[Written request] Scan the data below for the string "JSON". Copy every line where it appears.

== == ==

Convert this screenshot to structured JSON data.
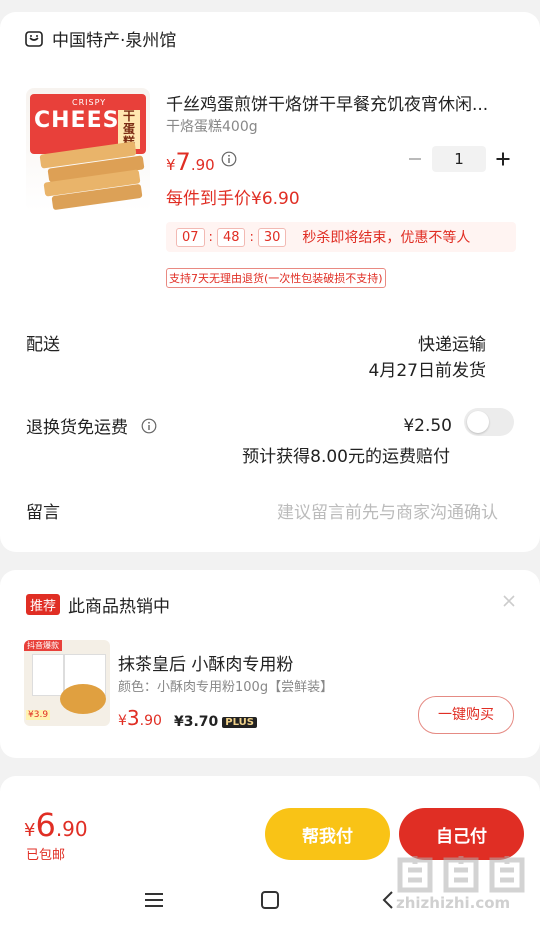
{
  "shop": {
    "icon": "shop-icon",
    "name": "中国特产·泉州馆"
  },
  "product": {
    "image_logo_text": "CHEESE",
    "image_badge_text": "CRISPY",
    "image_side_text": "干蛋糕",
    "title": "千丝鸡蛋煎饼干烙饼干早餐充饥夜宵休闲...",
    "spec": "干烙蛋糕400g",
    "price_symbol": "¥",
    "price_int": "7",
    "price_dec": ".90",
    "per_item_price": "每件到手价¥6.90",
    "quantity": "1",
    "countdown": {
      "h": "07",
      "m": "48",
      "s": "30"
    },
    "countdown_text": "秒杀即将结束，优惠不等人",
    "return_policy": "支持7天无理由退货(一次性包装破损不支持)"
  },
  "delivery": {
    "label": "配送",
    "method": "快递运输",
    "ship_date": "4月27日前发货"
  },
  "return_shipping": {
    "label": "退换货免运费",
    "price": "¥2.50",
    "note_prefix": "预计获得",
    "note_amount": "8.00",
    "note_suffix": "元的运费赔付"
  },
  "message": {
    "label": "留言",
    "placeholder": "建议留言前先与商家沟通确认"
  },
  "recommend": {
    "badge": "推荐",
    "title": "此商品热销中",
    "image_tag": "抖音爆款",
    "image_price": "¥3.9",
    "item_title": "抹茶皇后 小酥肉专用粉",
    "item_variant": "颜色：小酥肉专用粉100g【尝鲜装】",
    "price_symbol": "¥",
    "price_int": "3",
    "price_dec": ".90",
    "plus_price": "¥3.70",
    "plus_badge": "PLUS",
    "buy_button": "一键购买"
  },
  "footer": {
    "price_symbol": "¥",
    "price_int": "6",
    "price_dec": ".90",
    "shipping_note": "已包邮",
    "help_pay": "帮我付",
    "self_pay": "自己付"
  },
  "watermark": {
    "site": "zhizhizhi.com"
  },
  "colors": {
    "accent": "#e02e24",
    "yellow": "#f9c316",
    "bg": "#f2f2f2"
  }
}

== == ==

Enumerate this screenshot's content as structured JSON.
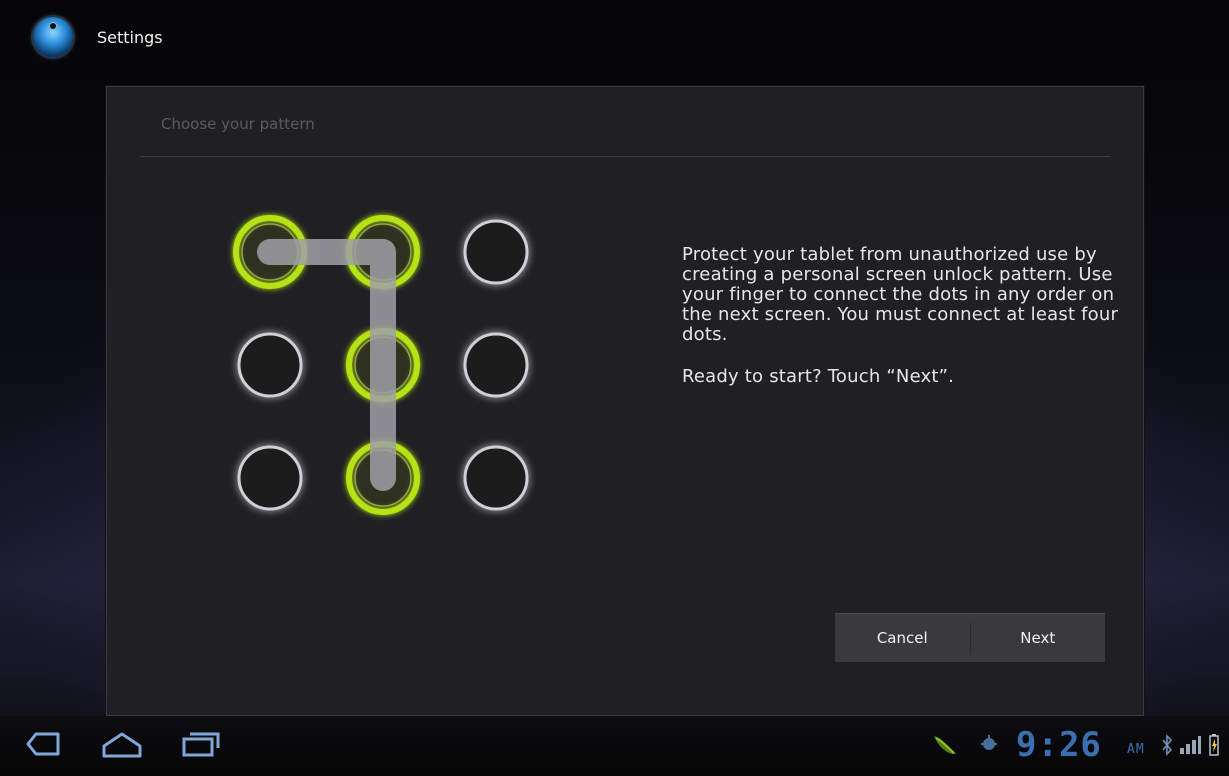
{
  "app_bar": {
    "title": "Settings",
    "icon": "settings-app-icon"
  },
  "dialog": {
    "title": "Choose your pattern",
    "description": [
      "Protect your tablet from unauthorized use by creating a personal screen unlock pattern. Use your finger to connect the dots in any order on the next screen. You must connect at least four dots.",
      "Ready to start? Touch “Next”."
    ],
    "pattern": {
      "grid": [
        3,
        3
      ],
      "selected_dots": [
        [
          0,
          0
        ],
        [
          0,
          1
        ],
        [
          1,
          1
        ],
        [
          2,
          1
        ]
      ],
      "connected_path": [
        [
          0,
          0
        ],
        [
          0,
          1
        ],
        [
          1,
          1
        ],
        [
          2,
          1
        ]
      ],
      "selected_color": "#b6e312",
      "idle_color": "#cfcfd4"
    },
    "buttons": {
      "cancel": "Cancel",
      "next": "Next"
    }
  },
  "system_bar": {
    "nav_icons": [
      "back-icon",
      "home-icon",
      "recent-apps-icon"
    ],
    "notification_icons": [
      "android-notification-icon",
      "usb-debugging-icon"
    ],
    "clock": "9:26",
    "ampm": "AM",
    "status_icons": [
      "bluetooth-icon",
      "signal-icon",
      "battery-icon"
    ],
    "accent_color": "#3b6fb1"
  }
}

== == ==

[Exercise answer]
Convert this screenshot to structured JSON data.
Enumerate this screenshot's content as structured JSON.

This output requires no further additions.